*The task*
Only the number is wanted: how many lines contain the word "Проведение"?

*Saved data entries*
☆ ☆ ☆

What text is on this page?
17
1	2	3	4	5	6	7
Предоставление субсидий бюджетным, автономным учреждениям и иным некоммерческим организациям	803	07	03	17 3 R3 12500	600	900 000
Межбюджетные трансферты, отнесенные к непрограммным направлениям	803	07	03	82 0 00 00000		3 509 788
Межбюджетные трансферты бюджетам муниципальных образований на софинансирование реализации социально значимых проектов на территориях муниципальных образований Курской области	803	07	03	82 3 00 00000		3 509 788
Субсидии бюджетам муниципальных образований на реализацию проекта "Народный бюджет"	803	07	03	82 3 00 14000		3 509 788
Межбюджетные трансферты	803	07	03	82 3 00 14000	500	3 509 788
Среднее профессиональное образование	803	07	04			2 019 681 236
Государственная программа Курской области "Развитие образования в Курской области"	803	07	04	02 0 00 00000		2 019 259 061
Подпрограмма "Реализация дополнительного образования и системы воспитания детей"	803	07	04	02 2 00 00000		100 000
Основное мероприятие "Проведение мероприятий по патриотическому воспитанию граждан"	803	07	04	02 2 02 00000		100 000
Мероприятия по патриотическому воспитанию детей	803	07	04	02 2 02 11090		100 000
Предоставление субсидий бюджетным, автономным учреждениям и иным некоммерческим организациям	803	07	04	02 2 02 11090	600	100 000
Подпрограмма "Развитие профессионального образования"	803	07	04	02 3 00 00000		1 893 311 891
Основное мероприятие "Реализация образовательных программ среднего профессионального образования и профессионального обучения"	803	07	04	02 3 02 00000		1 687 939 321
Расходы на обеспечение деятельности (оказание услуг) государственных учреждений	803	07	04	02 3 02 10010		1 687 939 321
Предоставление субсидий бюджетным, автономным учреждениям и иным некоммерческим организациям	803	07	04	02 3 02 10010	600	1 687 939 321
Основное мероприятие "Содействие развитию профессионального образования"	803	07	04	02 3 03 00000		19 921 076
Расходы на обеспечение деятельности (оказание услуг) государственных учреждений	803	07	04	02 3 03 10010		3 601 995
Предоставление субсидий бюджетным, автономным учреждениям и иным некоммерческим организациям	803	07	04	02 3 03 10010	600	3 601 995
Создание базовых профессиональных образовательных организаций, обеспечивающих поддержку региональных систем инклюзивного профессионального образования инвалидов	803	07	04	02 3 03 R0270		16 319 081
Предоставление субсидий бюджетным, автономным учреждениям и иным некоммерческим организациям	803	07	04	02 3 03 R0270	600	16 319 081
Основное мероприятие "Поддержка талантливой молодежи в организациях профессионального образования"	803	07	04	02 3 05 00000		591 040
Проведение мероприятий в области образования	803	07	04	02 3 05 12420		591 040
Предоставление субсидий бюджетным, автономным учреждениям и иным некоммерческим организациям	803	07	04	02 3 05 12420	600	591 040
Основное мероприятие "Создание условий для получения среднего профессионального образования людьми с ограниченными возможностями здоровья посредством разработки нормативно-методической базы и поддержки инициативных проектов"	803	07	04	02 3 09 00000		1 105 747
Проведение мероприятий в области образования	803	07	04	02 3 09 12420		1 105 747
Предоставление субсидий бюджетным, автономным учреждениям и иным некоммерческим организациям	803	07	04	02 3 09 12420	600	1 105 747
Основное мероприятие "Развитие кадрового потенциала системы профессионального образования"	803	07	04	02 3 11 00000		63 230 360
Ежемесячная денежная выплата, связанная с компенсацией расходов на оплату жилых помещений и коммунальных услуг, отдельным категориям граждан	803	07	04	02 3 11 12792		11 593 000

☆ ☆ ☆

*Full answer*
3